===== Supplied data =====
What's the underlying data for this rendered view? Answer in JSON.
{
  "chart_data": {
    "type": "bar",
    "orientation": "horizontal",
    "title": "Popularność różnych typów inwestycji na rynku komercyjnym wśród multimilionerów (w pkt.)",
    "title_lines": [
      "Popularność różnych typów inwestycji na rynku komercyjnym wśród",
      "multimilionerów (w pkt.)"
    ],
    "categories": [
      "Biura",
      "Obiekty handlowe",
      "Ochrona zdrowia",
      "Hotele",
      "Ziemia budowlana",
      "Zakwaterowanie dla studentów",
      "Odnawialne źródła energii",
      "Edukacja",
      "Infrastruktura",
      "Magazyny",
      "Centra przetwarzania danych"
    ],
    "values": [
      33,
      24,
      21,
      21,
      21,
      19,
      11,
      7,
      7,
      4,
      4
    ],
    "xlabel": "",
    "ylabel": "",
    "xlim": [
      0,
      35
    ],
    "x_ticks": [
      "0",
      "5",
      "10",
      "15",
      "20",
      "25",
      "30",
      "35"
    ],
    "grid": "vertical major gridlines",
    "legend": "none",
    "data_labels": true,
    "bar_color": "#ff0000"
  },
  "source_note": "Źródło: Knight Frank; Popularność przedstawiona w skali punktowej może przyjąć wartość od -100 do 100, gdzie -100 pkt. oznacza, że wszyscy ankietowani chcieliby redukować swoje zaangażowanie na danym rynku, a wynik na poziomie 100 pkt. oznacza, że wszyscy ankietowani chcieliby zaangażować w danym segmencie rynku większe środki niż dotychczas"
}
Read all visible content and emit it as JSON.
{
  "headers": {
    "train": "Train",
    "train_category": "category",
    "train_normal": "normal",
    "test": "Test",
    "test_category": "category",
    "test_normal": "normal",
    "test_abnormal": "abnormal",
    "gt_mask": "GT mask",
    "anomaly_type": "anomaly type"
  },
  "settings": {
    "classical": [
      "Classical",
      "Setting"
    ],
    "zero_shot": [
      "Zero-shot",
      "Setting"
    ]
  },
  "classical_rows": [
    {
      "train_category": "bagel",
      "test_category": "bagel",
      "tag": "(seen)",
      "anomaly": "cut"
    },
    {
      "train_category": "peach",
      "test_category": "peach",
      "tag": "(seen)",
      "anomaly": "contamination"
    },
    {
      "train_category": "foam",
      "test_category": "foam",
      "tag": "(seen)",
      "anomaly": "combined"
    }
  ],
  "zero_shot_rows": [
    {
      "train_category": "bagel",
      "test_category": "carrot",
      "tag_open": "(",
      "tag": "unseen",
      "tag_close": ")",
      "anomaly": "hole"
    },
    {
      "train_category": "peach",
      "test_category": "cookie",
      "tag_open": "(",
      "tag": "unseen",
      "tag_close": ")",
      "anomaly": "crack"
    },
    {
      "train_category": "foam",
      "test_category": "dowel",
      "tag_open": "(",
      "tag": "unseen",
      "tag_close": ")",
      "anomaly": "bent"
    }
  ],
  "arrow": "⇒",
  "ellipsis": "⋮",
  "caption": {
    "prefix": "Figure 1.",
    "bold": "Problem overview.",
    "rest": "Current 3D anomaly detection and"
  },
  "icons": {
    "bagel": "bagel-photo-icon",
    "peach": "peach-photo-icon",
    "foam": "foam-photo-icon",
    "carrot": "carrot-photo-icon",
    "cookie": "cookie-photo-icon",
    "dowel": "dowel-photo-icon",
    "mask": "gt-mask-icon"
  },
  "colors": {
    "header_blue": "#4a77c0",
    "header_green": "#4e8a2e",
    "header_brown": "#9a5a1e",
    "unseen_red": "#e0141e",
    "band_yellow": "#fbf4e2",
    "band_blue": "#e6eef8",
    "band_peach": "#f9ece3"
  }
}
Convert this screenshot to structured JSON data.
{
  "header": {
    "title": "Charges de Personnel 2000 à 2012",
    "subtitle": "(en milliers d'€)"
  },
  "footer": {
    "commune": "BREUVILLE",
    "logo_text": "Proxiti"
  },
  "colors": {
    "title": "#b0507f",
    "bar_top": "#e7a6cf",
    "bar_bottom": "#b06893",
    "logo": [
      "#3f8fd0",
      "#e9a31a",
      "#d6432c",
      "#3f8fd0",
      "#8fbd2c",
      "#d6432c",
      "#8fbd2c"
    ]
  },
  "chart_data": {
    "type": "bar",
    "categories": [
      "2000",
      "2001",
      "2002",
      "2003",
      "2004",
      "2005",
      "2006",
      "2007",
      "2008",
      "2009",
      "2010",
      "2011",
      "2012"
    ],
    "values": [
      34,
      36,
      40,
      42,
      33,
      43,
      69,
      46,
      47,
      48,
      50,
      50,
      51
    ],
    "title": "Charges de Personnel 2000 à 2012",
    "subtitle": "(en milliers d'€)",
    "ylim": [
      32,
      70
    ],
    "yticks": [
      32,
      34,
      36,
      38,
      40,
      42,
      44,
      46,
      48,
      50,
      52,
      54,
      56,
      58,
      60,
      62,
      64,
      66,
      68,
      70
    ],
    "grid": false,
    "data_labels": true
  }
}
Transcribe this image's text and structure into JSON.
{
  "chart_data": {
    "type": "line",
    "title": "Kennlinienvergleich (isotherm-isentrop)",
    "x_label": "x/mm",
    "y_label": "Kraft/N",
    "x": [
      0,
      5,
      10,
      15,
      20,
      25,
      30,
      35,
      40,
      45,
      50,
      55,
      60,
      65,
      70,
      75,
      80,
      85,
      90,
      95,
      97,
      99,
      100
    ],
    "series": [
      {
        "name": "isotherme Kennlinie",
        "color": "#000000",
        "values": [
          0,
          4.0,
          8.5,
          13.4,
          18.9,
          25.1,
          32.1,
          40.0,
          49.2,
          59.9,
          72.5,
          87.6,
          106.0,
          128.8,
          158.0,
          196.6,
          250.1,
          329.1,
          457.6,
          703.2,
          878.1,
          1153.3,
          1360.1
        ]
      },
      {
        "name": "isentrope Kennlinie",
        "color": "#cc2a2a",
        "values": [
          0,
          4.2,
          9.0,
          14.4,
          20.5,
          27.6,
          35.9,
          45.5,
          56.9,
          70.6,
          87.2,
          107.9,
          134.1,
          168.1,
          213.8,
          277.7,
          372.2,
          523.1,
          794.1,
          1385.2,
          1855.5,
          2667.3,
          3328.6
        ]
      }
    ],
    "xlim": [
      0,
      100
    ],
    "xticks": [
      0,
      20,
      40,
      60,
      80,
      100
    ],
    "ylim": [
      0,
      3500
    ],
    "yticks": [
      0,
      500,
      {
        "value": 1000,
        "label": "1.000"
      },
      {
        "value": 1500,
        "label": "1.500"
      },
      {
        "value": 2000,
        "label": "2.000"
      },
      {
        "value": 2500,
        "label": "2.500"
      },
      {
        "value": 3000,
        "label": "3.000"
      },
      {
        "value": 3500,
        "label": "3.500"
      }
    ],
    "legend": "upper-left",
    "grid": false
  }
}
=====
• Task details:
Extract the complete set of records unchanged.

• Answer for the task:
What's the underlying data for this rendered view? Answer in JSON.
{
  "chart_data": {
    "type": "bar",
    "orientation": "horizontal",
    "title": "Popularność różnych typów inwestycji na rynku komercyjnym wśród multimilionerów (w pkt.)",
    "title_lines": [
      "Popularność różnych typów inwestycji na rynku komercyjnym wśród",
      "multimilionerów (w pkt.)"
    ],
    "categories": [
      "Biura",
      "Obiekty handlowe",
      "Ochrona zdrowia",
      "Hotele",
      "Ziemia budowlana",
      "Zakwaterowanie dla studentów",
      "Odnawialne źródła energii",
      "Edukacja",
      "Infrastruktura",
      "Magazyny",
      "Centra przetwarzania danych"
    ],
    "values": [
      33,
      24,
      21,
      21,
      21,
      19,
      11,
      7,
      7,
      4,
      4
    ],
    "xlabel": "",
    "ylabel": "",
    "xlim": [
      0,
      35
    ],
    "x_ticks": [
      "0",
      "5",
      "10",
      "15",
      "20",
      "25",
      "30",
      "35"
    ],
    "grid": "vertical major gridlines",
    "legend": "none",
    "data_labels": true,
    "bar_color": "#ff0000"
  },
  "source_note": "Źródło: Knight Frank; Popularność przedstawiona w skali punktowej może przyjąć wartość od -100 do 100, gdzie -100 pkt. oznacza, że wszyscy ankietowani chcieliby redukować swoje zaangażowanie na danym rynku, a wynik na poziomie 100 pkt. oznacza, że wszyscy ankietowani chcieliby zaangażować w danym segmencie rynku większe środki niż dotychczas"
}
Read all visible content and emit it as JSON.
{
  "headers": {
    "train": "Train",
    "train_category": "category",
    "train_normal": "normal",
    "test": "Test",
    "test_category": "category",
    "test_normal": "normal",
    "test_abnormal": "abnormal",
    "gt_mask": "GT mask",
    "anomaly_type": "anomaly type"
  },
  "settings": {
    "classical": [
      "Classical",
      "Setting"
    ],
    "zero_shot": [
      "Zero-shot",
      "Setting"
    ]
  },
  "classical_rows": [
    {
      "train_category": "bagel",
      "test_category": "bagel",
      "tag": "(seen)",
      "anomaly": "cut"
    },
    {
      "train_category": "peach",
      "test_category": "peach",
      "tag": "(seen)",
      "anomaly": "contamination"
    },
    {
      "train_category": "foam",
      "test_category": "foam",
      "tag": "(seen)",
      "anomaly": "combined"
    }
  ],
  "zero_shot_rows": [
    {
      "train_category": "bagel",
      "test_category": "carrot",
      "tag_open": "(",
      "tag": "unseen",
      "tag_close": ")",
      "anomaly": "hole"
    },
    {
      "train_category": "peach",
      "test_category": "cookie",
      "tag_open": "(",
      "tag": "unseen",
      "tag_close": ")",
      "anomaly": "crack"
    },
    {
      "train_category": "foam",
      "test_category": "dowel",
      "tag_open": "(",
      "tag": "unseen",
      "tag_close": ")",
      "anomaly": "bent"
    }
  ],
  "arrow": "⇒",
  "ellipsis": "⋮",
  "caption": {
    "prefix": "Figure 1.",
    "bold": "Problem overview.",
    "rest": "Current 3D anomaly detection and"
  },
  "icons": {
    "bagel": "bagel-photo-icon",
    "peach": "peach-photo-icon",
    "foam": "foam-photo-icon",
    "carrot": "carrot-photo-icon",
    "cookie": "cookie-photo-icon",
    "dowel": "dowel-photo-icon",
    "mask": "gt-mask-icon"
  },
  "colors": {
    "header_blue": "#4a77c0",
    "header_green": "#4e8a2e",
    "header_brown": "#9a5a1e",
    "unseen_red": "#e0141e",
    "band_yellow": "#fbf4e2",
    "band_blue": "#e6eef8",
    "band_peach": "#f9ece3"
  }
}
Convert this screenshot to structured JSON data.
{
  "header": {
    "title": "Charges de Personnel 2000 à 2012",
    "subtitle": "(en milliers d'€)"
  },
  "footer": {
    "commune": "BREUVILLE",
    "logo_text": "Proxiti"
  },
  "colors": {
    "title": "#b0507f",
    "bar_top": "#e7a6cf",
    "bar_bottom": "#b06893",
    "logo": [
      "#3f8fd0",
      "#e9a31a",
      "#d6432c",
      "#3f8fd0",
      "#8fbd2c",
      "#d6432c",
      "#8fbd2c"
    ]
  },
  "chart_data": {
    "type": "bar",
    "categories": [
      "2000",
      "2001",
      "2002",
      "2003",
      "2004",
      "2005",
      "2006",
      "2007",
      "2008",
      "2009",
      "2010",
      "2011",
      "2012"
    ],
    "values": [
      34,
      36,
      40,
      42,
      33,
      43,
      69,
      46,
      47,
      48,
      50,
      50,
      51
    ],
    "title": "Charges de Personnel 2000 à 2012",
    "subtitle": "(en milliers d'€)",
    "ylim": [
      32,
      70
    ],
    "yticks": [
      32,
      34,
      36,
      38,
      40,
      42,
      44,
      46,
      48,
      50,
      52,
      54,
      56,
      58,
      60,
      62,
      64,
      66,
      68,
      70
    ],
    "grid": false,
    "data_labels": true
  }
}
Transcribe this image's text and structure into JSON.
{
  "chart_data": {
    "type": "line",
    "title": "Kennlinienvergleich (isotherm-isentrop)",
    "x_label": "x/mm",
    "y_label": "Kraft/N",
    "x": [
      0,
      5,
      10,
      15,
      20,
      25,
      30,
      35,
      40,
      45,
      50,
      55,
      60,
      65,
      70,
      75,
      80,
      85,
      90,
      95,
      97,
      99,
      100
    ],
    "series": [
      {
        "name": "isotherme Kennlinie",
        "color": "#000000",
        "values": [
          0,
          4.0,
          8.5,
          13.4,
          18.9,
          25.1,
          32.1,
          40.0,
          49.2,
          59.9,
          72.5,
          87.6,
          106.0,
          128.8,
          158.0,
          196.6,
          250.1,
          329.1,
          457.6,
          703.2,
          878.1,
          1153.3,
          1360.1
        ]
      },
      {
        "name": "isentrope Kennlinie",
        "color": "#cc2a2a",
        "values": [
          0,
          4.2,
          9.0,
          14.4,
          20.5,
          27.6,
          35.9,
          45.5,
          56.9,
          70.6,
          87.2,
          107.9,
          134.1,
          168.1,
          213.8,
          277.7,
          372.2,
          523.1,
          794.1,
          1385.2,
          1855.5,
          2667.3,
          3328.6
        ]
      }
    ],
    "xlim": [
      0,
      100
    ],
    "xticks": [
      0,
      20,
      40,
      60,
      80,
      100
    ],
    "ylim": [
      0,
      3500
    ],
    "yticks": [
      0,
      500,
      {
        "value": 1000,
        "label": "1.000"
      },
      {
        "value": 1500,
        "label": "1.500"
      },
      {
        "value": 2000,
        "label": "2.000"
      },
      {
        "value": 2500,
        "label": "2.500"
      },
      {
        "value": 3000,
        "label": "3.000"
      },
      {
        "value": 3500,
        "label": "3.500"
      }
    ],
    "legend": "upper-left",
    "grid": false
  }
}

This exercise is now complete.